▸ Text provided:
════════════════

Monday, August 31, 2009

John Adams and Ted Kennedy

I watched Sen. Ted Kennedy’s funeral on Saturday and watched the last episode of HBO’s John Adams miniseries last night. Interestingly, I found a correlation between the two. While I watched Kennedy’s funeral, I was reminded of the friendship between Thomas Jefferson and John Adams, who were both political allies and rivals. Several of Sen. Kennedy’s eulogists spoke of the Senator working with Republicans closely to get things done.

At Kennedy’s wake at the John F. Kennedy Presidential Library in Boston, several speakers talked of Sen. Kennedy’s work with members of both parties. Utah Republican Orrin Hatch said that Kennedy had a “strong working relationship with and love for the man I came to fight.”

Arizona senator and 2008 presidential candidate John McCain said Kennedy “was the most reliable, the most prepared and the most persistent member of the Senate. He also said that Kennedy “taught me to be a better senator.”

It seemed appropriate that last night when I watched the seventh episode of John Adams that it would spend so much time outlining the long friendship between Adams and Jefferson. Adams, the United States’ second president, and Jefferson, the third, sustained a friendship for over 51 years. They often had differing opinions on political topics, but they were still able to maintain a long-lasting relationship. They even died hours apart on July 4, 1826, 50 years to the day that they both signed the Declaration of Independence.

I highly recommend John Adams, both the miniseries and the book by David McCullough, which I read about a year ago. Both are extremely interesting. There was a lot about Adams that I did not know, and now I am so glad I know more. He was a pretty interesting guy.

For more on Sen. Kennedy’s funeral and wake, visit

Friday, August 28, 2009

Upcoming Atlanta Book Events

There are two upcoming book events in the Atlanta area worth checking out.

The Decatur Book Festival is September 4-6 on historic Decatur Square. Over 150 authors will read and sign books. For a full schedule of authors and activities (including food, wine, demonstrations and live music), visit the festival’s web site.

Sir Harold Evans will deliver the event’s keynote speech Friday, Sept. 4 at 8 p.m. at Presser Hall on the Agnes Scott College campus. To purchase tickets for the speech, visit the web site.

Mary Chapin Carpenter, Caroline Herring, Kate Campbell and Claire Holley will celebrate author Eudora Welty and the 100th anniversary of her birth with a performance Saturday, Sept. 5 at 8 p.m. in Presser Hall. Tickets to the event can be purchased by calling Agnes Scott College at 404-471-6430.

The Kenan Research Center at the Atlanta History Center will host its annual book sale from 9 a.m. to 2 p.m. on September 9. All proceeds will benefit the Kenan Research Center and its programs. Admission to the sale is free. Visit the Atlanta History Center web site for more information.

Monday, August 17, 2009

Julie & Julia

This weekend I went to see the film, Julie and Julia. I’ve been looking forward to seeing it for months. This spring, I listened to My Life in France, Julia Child’s autobiography, and read Julie and Julia: 365 Days, 524 Recipes, 1 Tiny Apartment Kitchen. My Life in France was nominated by a fellow book club member for our 2009 list, and we’ve now all read it. The book version of Julie and Julia was one of the things that really got me thinking about starting up a blog.

════════════════

▸ Direction a: Rewrite the passage of the blog text that opens with the words containing "Sir Harold Evans" and closes with "the web site.", putting "opening address" in place of "keynote speech".

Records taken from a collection
════════════════

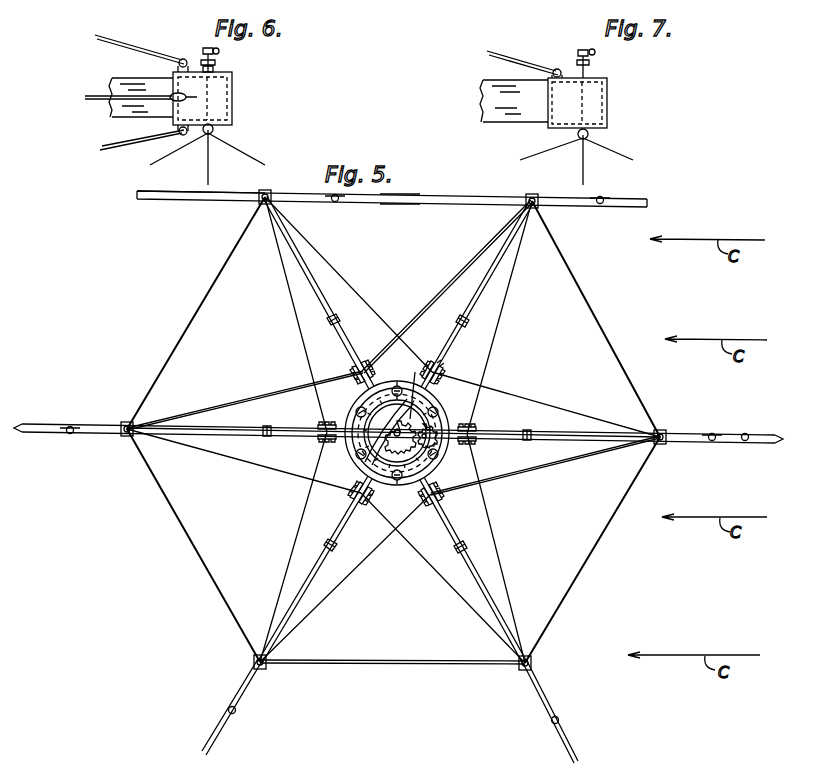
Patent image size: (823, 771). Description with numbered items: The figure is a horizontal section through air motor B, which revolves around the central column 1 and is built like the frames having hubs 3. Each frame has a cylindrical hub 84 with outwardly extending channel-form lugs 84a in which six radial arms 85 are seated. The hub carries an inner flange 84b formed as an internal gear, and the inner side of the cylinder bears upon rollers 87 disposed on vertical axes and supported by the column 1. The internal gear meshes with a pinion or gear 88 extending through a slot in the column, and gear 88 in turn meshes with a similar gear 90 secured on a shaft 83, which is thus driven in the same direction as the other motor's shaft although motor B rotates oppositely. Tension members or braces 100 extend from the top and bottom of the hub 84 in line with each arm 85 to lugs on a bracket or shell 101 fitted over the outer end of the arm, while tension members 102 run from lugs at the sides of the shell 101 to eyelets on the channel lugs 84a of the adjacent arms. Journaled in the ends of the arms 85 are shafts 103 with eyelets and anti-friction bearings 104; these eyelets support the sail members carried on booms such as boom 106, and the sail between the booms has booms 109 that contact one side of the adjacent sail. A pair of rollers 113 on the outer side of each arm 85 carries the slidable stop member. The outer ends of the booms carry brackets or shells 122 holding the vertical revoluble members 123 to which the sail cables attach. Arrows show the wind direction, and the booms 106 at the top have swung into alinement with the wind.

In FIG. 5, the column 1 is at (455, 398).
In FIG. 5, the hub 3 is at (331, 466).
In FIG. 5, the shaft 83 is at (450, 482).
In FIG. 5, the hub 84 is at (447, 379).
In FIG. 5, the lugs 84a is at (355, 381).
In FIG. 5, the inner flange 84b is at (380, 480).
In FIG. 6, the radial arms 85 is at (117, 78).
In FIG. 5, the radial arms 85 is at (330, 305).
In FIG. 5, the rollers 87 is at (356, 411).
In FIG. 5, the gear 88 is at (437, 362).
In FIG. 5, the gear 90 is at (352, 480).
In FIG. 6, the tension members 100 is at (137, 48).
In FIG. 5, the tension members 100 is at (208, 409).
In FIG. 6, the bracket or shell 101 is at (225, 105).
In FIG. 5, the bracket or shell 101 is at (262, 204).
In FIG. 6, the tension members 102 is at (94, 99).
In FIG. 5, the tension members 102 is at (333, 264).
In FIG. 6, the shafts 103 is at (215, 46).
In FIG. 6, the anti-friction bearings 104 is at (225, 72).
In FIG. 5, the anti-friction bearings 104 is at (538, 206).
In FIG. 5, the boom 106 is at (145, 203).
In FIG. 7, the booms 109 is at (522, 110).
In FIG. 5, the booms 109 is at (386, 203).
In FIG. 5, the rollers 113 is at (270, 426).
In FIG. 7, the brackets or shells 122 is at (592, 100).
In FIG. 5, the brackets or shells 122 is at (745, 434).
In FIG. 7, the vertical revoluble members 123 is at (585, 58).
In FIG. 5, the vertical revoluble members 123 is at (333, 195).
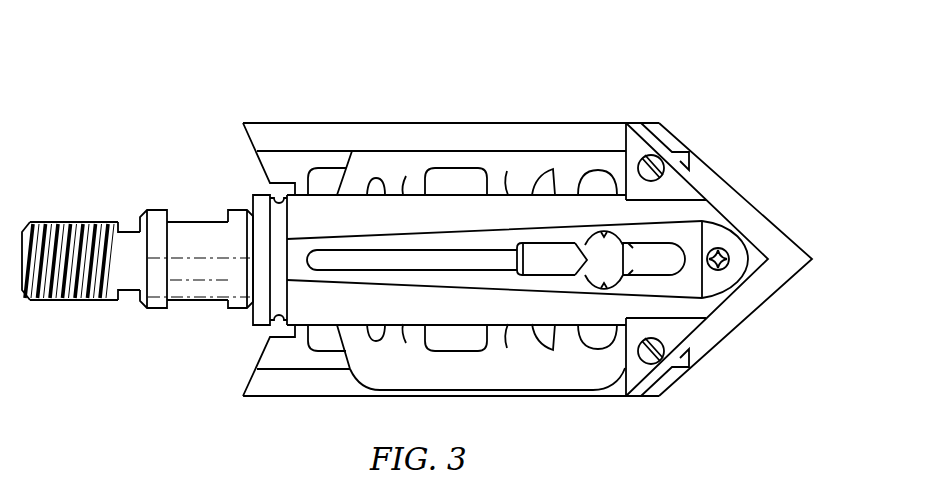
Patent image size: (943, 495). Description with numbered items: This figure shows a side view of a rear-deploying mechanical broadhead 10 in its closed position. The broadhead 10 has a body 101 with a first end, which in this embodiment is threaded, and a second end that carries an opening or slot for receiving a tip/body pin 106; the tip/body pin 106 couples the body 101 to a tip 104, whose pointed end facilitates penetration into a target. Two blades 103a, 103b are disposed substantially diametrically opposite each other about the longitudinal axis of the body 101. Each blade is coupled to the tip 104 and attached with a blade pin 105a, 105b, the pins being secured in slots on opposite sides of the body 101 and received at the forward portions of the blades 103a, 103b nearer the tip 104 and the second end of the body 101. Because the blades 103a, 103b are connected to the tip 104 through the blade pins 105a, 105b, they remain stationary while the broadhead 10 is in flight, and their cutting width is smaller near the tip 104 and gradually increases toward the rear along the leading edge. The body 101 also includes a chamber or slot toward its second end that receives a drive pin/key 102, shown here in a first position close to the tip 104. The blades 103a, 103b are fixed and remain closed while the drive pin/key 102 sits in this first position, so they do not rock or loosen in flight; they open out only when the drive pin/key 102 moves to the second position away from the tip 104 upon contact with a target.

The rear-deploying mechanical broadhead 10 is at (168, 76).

════════════════

▸ Direction b: Print the listing from its first line through the line containing "In FIG. 5, the column 1 is at (455, 398).", leaving out the pictures.

▸ Correct output a:
Sir Harold Evans will deliver the event’s opening address Friday, Sept. 4 at 8 p.m. at Presser Hall on the Agnes Scott College campus. To purchase tickets for the speech, visit the web site.

▸ Correct output b:
Patent image size: (823, 771). Description with numbered items: The figure is a horizontal section through air motor B, which revolves around the central column 1 and is built like the frames having hubs 3. Each frame has a cylindrical hub 84 with outwardly extending channel-form lugs 84a in which six radial arms 85 are seated. The hub carries an inner flange 84b formed as an internal gear, and the inner side of the cylinder bears upon rollers 87 disposed on vertical axes and supported by the column 1. The internal gear meshes with a pinion or gear 88 extending through a slot in the column, and gear 88 in turn meshes with a similar gear 90 secured on a shaft 83, which is thus driven in the same direction as the other motor's shaft although motor B rotates oppositely. Tension members or braces 100 extend from the top and bottom of the hub 84 in line with each arm 85 to lugs on a bracket or shell 101 fitted over the outer end of the arm, while tension members 102 run from lugs at the sides of the shell 101 to eyelets on the channel lugs 84a of the adjacent arms. Journaled in the ends of the arms 85 are shafts 103 with eyelets and anti-friction bearings 104; these eyelets support the sail members carried on booms such as boom 106, and the sail between the booms has booms 109 that contact one side of the adjacent sail. A pair of rollers 113 on the outer side of each arm 85 carries the slidable stop member. The outer ends of the booms carry brackets or shells 122 holding the vertical revoluble members 123 to which the sail cables attach. Arrows show the wind direction, and the booms 106 at the top have swung into alinement with the wind.

In FIG. 5, the column 1 is at (455, 398).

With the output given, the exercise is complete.